- EXERCISE TASK:
Look through the lines below and extract any with the word "page".

- INPUT FOR THIS TASK:

□ □ □ □ □

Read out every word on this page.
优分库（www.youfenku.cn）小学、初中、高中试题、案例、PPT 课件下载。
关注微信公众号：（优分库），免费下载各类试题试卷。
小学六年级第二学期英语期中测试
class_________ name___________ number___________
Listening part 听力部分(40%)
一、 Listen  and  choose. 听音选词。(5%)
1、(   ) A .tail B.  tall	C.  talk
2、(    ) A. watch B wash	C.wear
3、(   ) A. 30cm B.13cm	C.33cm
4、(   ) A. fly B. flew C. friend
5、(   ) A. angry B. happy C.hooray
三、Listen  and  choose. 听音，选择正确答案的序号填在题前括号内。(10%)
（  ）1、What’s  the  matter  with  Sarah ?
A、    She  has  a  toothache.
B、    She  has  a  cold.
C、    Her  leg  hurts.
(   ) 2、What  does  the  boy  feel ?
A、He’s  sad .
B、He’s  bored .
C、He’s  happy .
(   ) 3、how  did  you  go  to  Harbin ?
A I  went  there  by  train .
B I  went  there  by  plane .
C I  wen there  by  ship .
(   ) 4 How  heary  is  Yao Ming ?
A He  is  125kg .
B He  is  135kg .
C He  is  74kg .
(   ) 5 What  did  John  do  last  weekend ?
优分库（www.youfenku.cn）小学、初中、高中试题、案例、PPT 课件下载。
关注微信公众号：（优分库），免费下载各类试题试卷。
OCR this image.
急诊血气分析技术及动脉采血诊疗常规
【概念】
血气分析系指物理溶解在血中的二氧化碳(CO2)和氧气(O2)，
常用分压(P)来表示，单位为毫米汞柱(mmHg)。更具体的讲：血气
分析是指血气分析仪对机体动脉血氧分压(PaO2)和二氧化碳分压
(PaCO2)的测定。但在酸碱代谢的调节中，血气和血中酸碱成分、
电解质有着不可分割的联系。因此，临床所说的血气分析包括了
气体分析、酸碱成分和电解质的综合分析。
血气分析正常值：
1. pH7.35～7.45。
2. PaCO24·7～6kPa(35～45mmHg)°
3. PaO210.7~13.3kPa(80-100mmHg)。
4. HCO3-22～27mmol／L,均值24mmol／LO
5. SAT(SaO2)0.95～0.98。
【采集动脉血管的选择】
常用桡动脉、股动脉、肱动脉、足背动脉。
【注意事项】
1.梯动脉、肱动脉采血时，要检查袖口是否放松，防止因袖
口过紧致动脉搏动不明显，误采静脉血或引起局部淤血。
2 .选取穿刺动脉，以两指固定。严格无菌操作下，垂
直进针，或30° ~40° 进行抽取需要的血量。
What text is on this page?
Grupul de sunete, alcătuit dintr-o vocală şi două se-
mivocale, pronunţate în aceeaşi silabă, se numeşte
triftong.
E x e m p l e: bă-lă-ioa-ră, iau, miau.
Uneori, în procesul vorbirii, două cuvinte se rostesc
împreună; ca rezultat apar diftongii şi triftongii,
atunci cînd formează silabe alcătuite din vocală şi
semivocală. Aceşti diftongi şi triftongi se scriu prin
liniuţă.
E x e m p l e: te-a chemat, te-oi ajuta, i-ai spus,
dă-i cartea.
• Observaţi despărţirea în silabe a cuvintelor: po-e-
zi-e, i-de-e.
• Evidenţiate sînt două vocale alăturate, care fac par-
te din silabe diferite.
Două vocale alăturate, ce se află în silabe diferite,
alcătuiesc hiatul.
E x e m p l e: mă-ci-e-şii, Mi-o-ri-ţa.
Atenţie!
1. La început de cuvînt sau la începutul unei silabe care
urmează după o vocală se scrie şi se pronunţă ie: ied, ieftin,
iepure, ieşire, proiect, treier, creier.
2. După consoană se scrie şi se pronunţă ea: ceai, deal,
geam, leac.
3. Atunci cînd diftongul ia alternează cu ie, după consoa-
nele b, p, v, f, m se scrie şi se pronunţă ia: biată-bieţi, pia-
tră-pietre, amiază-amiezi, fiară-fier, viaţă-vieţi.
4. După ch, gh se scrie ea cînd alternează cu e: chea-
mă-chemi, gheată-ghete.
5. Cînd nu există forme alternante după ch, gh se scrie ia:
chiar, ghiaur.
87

□ □ □ □ □

- EXERCISE ANSWER:
Read out every word on this page.
What text is on this page?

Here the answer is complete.